* [Provided data]:

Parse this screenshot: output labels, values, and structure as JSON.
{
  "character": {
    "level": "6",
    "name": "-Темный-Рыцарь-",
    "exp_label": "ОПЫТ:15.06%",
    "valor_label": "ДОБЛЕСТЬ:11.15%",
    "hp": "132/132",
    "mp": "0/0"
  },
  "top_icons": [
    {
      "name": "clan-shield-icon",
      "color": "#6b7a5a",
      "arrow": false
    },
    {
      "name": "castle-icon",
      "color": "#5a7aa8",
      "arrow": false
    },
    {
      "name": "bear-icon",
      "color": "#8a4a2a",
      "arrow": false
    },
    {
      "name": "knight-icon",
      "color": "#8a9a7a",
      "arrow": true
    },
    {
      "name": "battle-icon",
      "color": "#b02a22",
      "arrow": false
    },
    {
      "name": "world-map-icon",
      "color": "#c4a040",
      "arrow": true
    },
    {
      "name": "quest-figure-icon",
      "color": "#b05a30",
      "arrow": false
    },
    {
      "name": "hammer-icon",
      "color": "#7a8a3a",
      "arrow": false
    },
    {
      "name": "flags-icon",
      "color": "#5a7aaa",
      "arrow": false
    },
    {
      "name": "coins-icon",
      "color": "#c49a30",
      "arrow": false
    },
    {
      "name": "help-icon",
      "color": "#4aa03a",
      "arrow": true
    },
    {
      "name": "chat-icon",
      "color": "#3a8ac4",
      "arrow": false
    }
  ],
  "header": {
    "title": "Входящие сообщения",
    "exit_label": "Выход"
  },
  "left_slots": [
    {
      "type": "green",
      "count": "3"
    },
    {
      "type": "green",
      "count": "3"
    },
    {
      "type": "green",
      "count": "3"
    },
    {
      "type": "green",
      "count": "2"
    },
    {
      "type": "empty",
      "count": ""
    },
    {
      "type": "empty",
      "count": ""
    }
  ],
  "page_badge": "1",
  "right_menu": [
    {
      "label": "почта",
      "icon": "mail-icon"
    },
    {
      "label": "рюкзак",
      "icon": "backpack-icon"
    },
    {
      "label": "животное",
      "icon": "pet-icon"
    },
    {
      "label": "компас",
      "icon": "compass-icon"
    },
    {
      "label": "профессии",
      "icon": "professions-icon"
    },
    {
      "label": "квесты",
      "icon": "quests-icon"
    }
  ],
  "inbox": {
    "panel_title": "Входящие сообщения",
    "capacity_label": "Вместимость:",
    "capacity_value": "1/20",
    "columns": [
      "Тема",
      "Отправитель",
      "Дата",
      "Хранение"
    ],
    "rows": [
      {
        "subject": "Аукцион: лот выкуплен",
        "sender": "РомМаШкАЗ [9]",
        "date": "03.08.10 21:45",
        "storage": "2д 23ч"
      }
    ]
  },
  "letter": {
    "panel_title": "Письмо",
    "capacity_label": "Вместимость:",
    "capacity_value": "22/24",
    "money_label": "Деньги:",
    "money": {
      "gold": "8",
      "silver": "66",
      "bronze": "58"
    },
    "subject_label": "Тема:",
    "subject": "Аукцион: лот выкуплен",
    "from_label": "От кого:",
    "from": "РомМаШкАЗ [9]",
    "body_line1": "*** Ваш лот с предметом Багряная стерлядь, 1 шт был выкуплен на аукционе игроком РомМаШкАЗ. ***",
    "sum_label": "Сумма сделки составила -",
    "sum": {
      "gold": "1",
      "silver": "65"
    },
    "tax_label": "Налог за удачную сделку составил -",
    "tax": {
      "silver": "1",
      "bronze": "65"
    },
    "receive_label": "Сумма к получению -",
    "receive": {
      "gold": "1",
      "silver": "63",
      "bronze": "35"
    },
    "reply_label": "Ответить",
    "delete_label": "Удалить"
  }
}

* [Instructions to follow]:
Tally the lines of the records holding the word "РомМаШкАЗ", then state only the tally.

* [Output of the task]:
3